Stored records:
┄┄┄┄┄┄┄┄┄┄┄┄┄┄┄┄┄┄┄┄
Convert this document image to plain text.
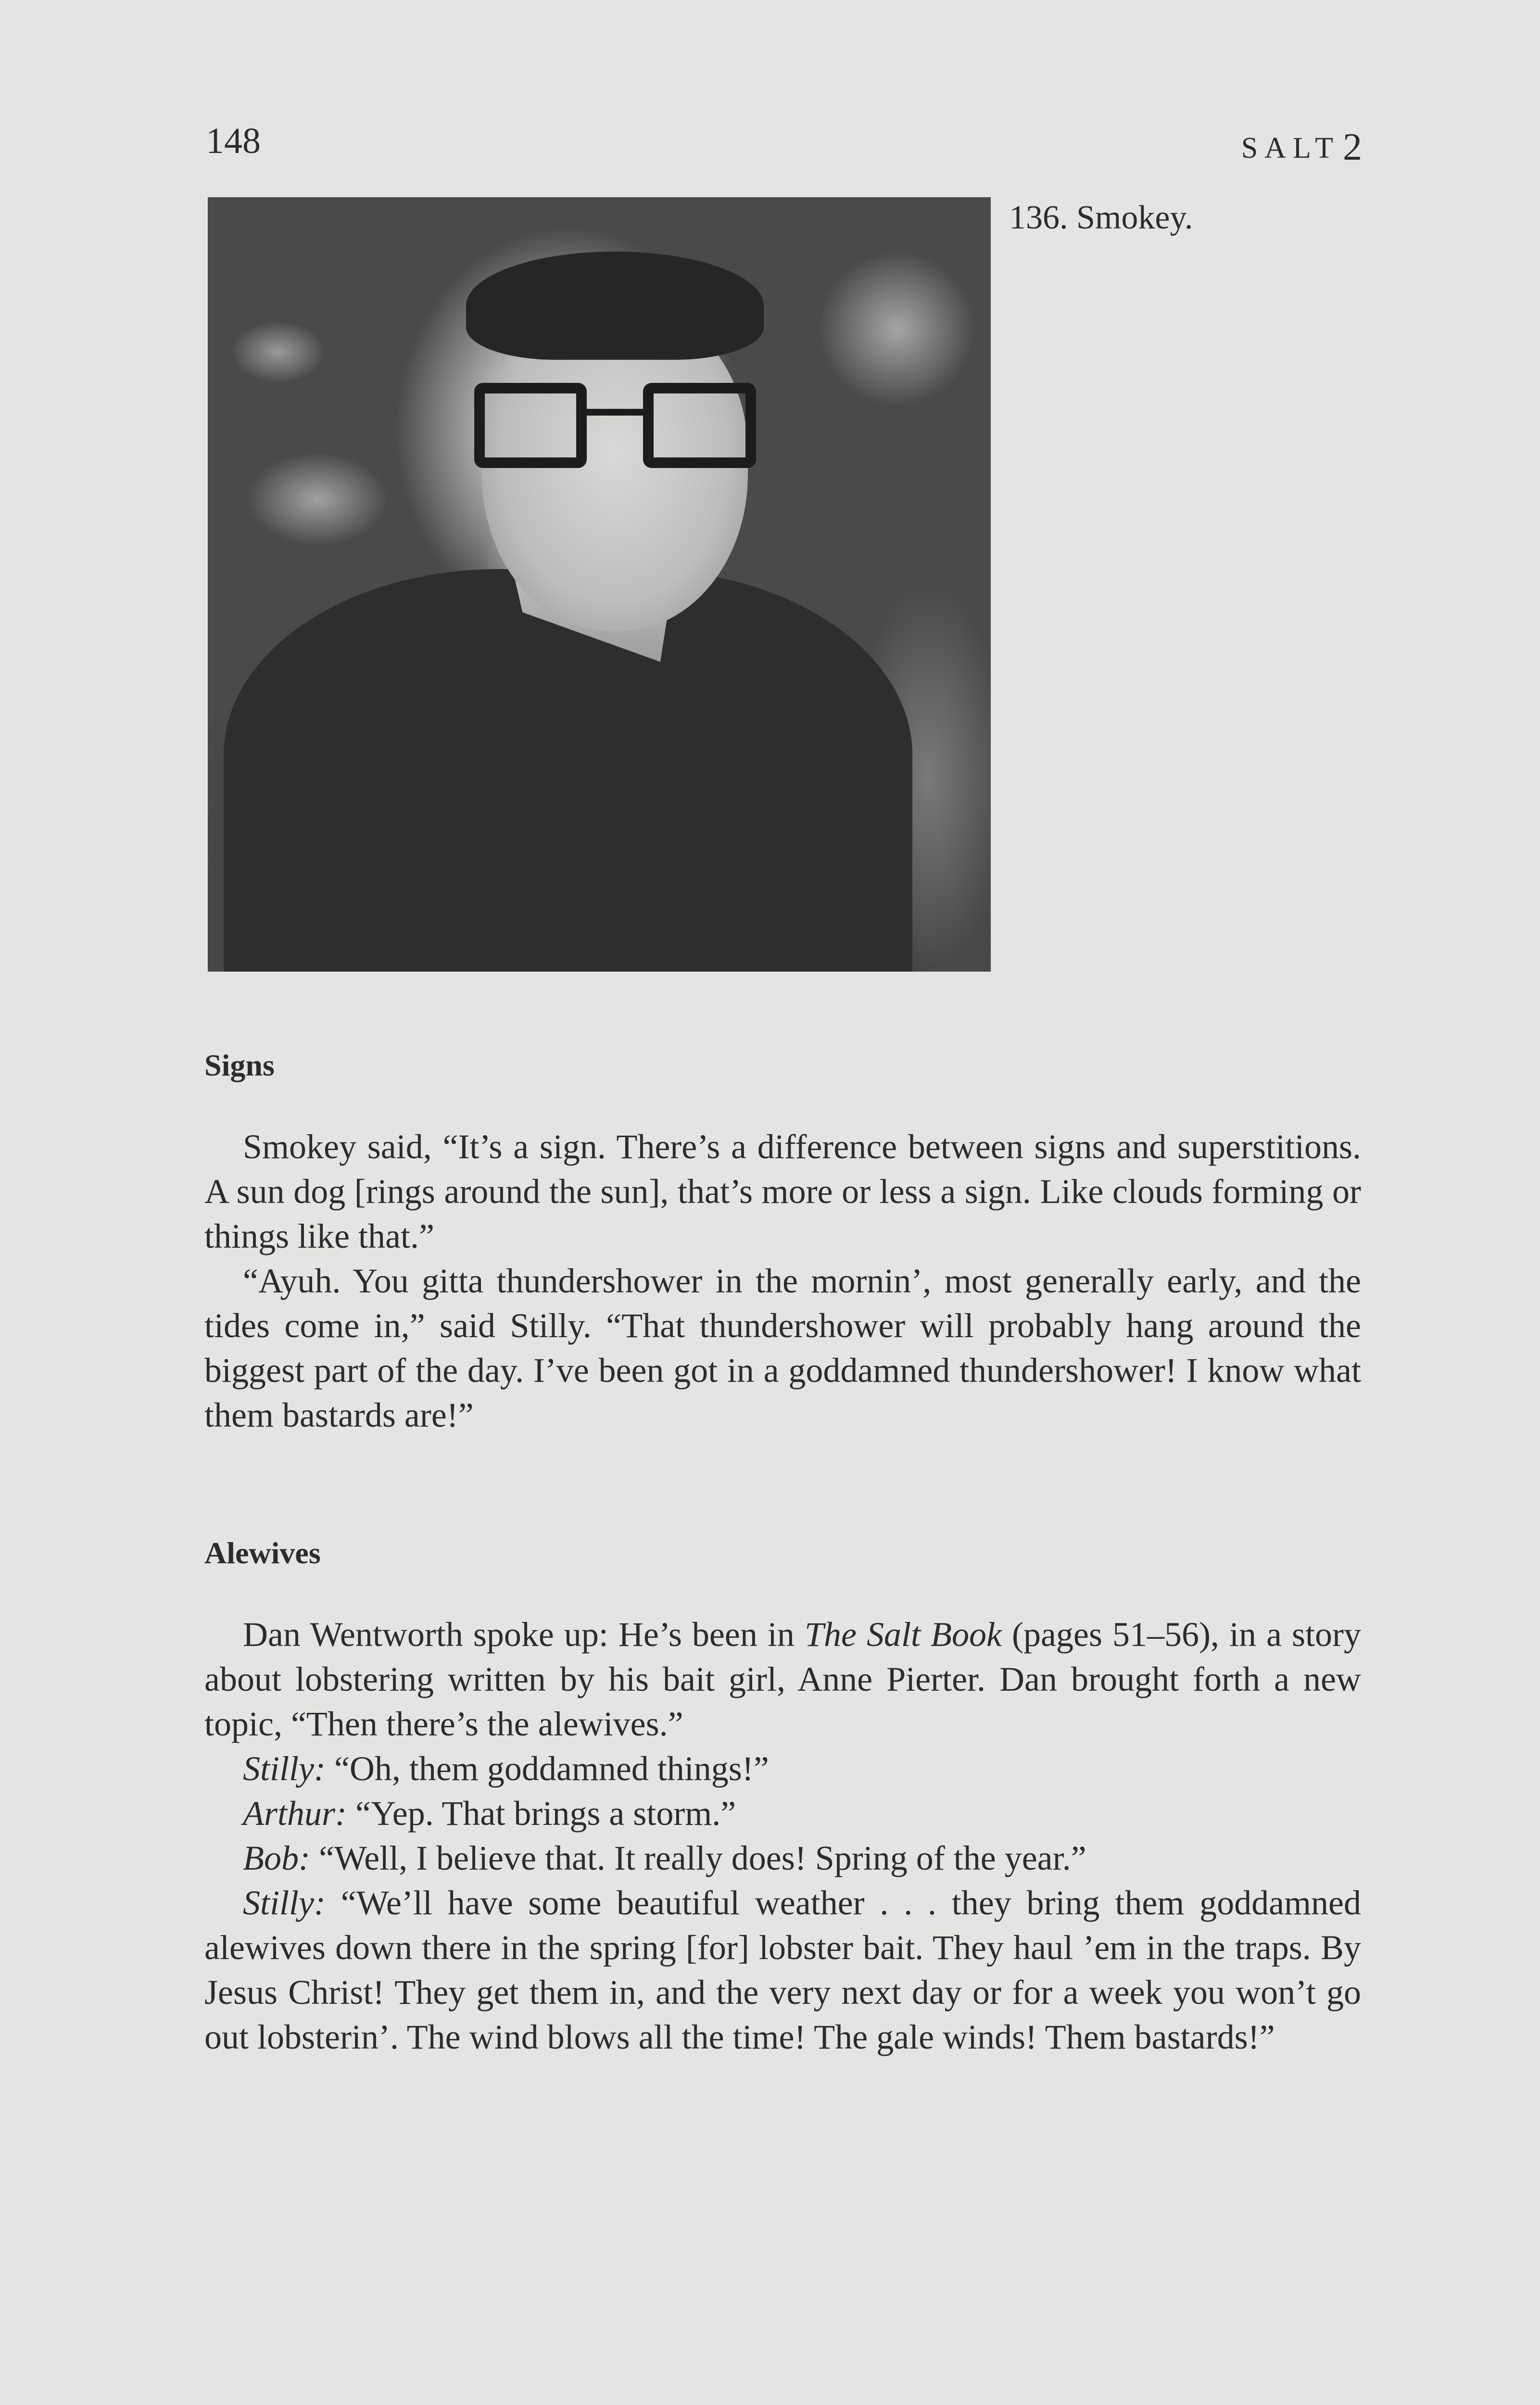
148	SALT2
136. Smokey.
Signs

Smokey said, “It’s a sign. There’s a difference between signs and superstitions. A sun dog [rings around the sun], that’s more or less a sign. Like clouds forming or things like that.”

“Ayuh. You gitta thundershower in the mornin’, most generally early, and the tides come in,” said Stilly. “That thundershower will probably hang around the biggest part of the day. I’ve been got in a goddamned thundershower! I know what them bastards are!”

Alewives

Dan Wentworth spoke up: He’s been in The Salt Book (pages 51–56), in a story about lobstering written by his bait girl, Anne Pierter. Dan brought forth a new topic, “Then there’s the alewives.”

Stilly: “Oh, them goddamned things!”

Arthur: “Yep. That brings a storm.”

Bob: “Well, I believe that. It really does! Spring of the year.”

Stilly: “We’ll have some beautiful weather . . . they bring them goddamned alewives down there in the spring [for] lobster bait. They haul ’em in the traps. By Jesus Christ! They get them in, and the very next day or for a week you won’t go out lobsterin’. The wind blows all the time! The gale winds! Them bastards!”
┄┄┄┄┄┄┄┄┄┄┄┄┄┄┄┄┄┄┄┄
=== What the task requires ===
Find each line holding the string "Smokey" and copy it out.

=== Exercise answer ===
136. Smokey.
Smokey said, “It’s a sign. There’s a difference between signs and superstitions. A sun dog [rings around the sun], that’s more or less a sign. Like clouds forming or things like that.”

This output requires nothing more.